- _WORK TO DO_:
Examine the records and identify each line that includes the string "Noise". Copy those lines.

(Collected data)
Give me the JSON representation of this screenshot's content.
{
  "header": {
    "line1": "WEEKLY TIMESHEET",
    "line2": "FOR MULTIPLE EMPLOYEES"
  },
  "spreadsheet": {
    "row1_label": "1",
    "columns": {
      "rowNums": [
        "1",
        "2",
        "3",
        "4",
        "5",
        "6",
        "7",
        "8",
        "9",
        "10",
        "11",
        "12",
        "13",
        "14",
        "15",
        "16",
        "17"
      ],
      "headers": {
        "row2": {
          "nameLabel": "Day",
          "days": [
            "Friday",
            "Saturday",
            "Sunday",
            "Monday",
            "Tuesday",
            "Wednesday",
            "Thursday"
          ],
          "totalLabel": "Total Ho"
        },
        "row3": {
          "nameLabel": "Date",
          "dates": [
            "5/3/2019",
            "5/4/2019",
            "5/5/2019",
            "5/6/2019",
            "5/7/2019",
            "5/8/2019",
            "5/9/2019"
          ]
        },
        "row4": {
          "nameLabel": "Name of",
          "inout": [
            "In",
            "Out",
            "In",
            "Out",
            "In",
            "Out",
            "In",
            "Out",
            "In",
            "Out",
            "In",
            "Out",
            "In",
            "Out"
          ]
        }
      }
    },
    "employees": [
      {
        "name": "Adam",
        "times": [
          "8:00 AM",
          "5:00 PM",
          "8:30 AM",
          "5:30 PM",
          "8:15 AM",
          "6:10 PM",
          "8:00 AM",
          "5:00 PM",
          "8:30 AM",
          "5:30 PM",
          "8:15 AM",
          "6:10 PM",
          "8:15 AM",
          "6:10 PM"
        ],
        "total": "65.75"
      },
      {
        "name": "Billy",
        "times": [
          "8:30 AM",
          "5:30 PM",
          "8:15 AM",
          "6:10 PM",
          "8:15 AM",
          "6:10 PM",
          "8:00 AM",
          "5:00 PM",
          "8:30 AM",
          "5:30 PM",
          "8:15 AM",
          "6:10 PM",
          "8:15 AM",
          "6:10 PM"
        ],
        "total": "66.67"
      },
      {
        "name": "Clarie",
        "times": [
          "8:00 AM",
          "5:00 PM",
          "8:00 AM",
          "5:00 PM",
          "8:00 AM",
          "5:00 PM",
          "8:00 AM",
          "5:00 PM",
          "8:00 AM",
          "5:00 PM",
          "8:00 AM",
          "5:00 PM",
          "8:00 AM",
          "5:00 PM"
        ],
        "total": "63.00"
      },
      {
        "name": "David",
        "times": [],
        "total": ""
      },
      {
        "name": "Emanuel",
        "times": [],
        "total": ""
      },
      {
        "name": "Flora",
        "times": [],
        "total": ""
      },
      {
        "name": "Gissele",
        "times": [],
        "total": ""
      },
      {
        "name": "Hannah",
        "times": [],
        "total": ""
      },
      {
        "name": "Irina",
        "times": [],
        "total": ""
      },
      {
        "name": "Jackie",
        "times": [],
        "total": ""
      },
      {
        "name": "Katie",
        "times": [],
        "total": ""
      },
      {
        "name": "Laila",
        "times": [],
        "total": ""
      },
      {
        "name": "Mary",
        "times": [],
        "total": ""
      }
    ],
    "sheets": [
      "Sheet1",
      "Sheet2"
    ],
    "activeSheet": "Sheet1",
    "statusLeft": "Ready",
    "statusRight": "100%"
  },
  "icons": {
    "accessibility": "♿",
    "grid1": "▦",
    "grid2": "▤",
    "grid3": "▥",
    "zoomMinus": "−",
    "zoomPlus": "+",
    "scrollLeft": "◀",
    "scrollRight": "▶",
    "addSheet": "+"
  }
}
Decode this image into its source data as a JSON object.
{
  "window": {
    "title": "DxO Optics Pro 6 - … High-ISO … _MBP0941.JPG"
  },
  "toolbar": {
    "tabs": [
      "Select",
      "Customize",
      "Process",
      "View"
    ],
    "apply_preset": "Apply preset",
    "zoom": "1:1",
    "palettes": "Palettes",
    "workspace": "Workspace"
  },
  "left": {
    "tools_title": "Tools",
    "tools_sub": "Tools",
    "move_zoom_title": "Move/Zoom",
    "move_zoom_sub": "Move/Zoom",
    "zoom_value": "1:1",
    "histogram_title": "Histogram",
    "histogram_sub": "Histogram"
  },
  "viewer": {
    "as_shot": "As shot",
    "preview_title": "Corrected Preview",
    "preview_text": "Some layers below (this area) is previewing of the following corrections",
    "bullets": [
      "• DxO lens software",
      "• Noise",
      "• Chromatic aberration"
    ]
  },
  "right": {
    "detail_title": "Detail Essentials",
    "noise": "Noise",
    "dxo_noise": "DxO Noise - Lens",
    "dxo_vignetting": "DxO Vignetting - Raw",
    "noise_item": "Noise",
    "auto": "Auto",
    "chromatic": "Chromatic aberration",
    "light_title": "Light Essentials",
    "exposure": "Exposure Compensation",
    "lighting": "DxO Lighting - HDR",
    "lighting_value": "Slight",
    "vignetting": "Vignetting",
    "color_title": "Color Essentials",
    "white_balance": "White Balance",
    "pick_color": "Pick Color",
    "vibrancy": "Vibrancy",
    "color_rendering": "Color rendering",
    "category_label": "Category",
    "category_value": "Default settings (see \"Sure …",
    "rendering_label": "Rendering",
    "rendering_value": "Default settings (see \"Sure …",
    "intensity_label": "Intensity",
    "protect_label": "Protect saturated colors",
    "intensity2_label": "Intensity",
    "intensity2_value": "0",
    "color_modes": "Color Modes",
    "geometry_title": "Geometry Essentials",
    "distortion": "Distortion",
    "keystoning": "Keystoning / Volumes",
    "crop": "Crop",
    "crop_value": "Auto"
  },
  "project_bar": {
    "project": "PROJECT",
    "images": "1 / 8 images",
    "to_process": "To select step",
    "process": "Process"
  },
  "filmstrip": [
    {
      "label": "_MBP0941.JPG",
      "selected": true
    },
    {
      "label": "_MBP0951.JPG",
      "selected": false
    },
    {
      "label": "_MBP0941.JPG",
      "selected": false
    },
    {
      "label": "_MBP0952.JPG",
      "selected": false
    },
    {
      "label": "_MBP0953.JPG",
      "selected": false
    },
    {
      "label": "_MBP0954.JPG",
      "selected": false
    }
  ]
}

- _ANSWER TO THE EXERCISE_:
      "• Noise",
    "noise": "Noise",
    "dxo_noise": "DxO Noise - Lens",
    "noise_item": "Noise",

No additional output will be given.